For the material that follows, list every line containing the word "Output".

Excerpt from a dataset
<<<<

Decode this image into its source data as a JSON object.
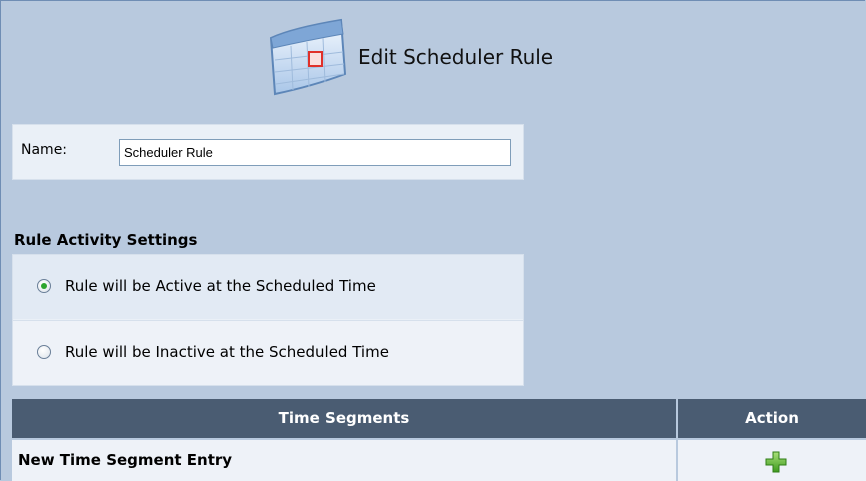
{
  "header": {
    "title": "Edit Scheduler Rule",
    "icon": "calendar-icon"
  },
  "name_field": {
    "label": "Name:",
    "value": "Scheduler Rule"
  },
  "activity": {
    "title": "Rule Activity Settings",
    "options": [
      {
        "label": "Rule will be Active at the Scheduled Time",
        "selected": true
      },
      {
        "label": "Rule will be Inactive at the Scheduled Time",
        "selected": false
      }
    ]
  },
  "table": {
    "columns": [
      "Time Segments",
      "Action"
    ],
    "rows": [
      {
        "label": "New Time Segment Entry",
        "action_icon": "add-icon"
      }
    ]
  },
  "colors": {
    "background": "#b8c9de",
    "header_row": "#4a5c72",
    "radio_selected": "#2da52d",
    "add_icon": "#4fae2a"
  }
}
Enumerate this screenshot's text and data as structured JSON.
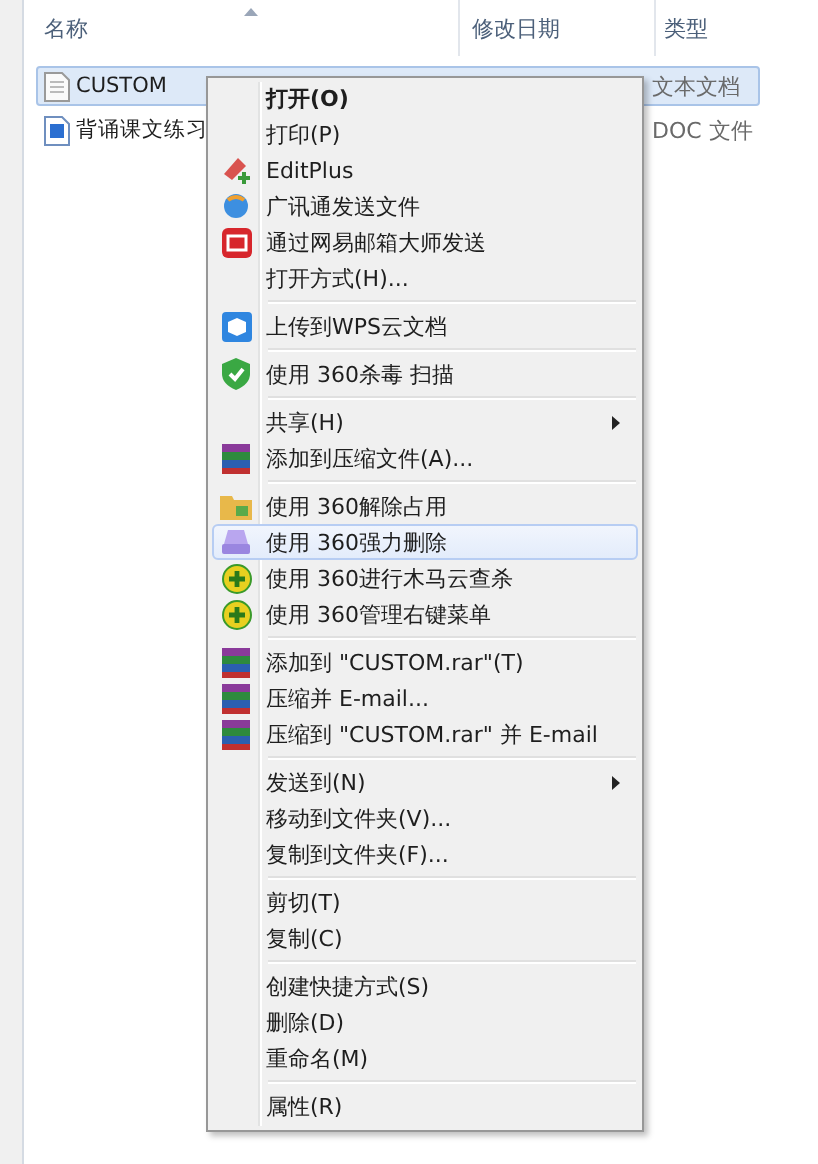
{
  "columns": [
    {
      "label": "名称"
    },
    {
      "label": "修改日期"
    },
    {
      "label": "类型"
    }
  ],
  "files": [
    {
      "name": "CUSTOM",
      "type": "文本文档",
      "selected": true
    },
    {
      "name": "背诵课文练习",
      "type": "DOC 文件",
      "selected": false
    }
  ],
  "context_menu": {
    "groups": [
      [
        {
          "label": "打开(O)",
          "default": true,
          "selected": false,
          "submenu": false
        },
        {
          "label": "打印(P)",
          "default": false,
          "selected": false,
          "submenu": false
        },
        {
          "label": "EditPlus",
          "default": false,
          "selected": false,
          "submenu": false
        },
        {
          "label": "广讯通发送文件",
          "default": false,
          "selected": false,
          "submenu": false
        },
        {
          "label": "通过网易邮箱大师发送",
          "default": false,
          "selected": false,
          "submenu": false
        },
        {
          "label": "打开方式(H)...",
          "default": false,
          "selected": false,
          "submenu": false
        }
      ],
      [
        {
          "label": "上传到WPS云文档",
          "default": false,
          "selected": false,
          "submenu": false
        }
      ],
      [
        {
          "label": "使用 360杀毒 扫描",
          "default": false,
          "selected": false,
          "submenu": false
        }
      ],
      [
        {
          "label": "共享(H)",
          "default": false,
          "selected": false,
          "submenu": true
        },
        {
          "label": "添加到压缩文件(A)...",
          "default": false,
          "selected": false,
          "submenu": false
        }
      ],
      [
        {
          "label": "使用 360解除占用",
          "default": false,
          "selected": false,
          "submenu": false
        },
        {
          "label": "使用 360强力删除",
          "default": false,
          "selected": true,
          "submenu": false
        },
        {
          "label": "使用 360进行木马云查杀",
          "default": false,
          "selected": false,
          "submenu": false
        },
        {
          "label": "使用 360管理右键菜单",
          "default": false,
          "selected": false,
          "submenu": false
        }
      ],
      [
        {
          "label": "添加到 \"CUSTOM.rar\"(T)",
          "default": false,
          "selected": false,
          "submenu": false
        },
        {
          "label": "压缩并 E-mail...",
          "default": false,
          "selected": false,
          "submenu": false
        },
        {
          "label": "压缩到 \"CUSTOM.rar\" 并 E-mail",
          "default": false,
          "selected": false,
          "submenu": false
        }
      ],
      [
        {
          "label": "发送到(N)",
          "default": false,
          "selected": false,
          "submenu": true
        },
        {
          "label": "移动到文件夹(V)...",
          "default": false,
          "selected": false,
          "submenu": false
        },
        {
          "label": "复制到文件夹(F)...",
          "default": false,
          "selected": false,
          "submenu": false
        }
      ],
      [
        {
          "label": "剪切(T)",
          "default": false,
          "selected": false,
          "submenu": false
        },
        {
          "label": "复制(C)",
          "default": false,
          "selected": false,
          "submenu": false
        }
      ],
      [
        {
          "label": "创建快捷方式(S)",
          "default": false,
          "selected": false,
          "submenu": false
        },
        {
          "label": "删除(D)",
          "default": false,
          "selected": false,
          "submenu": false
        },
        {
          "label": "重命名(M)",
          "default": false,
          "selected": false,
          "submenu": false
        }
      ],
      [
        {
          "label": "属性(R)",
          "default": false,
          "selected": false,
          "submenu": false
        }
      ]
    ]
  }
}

>>>>
<<<<

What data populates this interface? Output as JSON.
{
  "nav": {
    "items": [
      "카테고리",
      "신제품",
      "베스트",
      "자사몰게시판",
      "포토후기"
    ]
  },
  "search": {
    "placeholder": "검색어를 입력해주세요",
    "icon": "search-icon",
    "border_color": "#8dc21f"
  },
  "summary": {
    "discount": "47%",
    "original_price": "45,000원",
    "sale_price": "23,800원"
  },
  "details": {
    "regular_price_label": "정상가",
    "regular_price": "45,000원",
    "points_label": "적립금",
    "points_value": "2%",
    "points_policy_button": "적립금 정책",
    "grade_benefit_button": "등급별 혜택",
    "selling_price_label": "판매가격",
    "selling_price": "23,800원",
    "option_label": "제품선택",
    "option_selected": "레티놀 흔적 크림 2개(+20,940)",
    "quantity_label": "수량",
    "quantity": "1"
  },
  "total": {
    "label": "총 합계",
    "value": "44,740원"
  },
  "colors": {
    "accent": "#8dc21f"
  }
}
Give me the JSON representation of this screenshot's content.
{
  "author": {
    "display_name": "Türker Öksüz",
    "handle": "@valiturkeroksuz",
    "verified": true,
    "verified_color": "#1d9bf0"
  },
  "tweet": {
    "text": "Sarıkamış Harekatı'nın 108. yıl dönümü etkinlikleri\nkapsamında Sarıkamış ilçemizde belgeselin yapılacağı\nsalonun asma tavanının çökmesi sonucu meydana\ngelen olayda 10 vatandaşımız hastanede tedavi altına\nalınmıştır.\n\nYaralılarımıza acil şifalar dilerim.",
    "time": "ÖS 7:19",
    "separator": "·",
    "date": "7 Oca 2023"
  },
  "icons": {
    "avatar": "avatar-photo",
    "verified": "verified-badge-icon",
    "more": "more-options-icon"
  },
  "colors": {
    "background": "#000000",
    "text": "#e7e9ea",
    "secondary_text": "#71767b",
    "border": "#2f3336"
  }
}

>>>>
<<<<

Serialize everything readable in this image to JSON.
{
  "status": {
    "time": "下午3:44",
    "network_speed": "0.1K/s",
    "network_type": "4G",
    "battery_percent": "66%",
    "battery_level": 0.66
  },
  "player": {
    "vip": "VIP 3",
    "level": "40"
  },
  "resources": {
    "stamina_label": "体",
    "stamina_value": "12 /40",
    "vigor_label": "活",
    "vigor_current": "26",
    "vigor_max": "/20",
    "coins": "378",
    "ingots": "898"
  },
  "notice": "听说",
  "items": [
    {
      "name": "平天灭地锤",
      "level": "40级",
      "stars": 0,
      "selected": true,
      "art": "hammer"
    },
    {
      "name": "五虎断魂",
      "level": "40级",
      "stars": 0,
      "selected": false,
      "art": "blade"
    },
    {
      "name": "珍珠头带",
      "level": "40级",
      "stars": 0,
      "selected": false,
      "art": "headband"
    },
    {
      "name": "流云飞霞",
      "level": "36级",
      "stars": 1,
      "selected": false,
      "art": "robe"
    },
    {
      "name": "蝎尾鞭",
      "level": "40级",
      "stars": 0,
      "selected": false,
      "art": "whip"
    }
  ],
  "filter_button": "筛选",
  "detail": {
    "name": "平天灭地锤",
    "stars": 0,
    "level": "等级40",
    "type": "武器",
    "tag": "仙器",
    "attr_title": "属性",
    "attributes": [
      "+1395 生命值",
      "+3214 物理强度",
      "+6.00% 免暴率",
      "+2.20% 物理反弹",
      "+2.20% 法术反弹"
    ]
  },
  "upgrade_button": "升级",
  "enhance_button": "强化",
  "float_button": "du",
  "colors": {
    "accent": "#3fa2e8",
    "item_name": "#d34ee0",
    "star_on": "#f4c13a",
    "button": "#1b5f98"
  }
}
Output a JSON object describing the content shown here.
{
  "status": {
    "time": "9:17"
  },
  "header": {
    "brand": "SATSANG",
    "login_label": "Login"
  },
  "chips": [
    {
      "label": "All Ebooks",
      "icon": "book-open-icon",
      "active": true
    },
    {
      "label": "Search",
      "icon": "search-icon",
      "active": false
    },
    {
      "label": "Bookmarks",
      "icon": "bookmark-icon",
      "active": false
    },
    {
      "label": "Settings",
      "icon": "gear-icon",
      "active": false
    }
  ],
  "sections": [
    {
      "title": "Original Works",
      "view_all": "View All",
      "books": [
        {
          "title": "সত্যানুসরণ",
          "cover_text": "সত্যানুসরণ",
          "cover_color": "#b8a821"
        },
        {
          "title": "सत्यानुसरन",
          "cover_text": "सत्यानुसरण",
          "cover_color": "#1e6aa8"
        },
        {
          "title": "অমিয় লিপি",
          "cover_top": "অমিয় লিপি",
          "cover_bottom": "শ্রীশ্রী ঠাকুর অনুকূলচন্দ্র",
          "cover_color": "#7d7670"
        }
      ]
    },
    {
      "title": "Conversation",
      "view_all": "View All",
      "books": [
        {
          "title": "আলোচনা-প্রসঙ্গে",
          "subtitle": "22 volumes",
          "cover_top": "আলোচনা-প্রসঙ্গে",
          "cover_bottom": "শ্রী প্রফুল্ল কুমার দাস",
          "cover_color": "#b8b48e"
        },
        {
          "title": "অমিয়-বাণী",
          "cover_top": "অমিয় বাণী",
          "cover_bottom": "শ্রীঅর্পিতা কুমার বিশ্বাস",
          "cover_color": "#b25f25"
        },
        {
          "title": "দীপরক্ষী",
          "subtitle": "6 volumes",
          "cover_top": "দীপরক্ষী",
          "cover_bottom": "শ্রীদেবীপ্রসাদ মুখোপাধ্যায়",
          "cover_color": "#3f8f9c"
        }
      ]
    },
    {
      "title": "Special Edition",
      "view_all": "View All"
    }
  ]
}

>>>>

▶ [Written solution]
What data populates this interface? Output as JSON.
Output a JSON object describing the content shown here.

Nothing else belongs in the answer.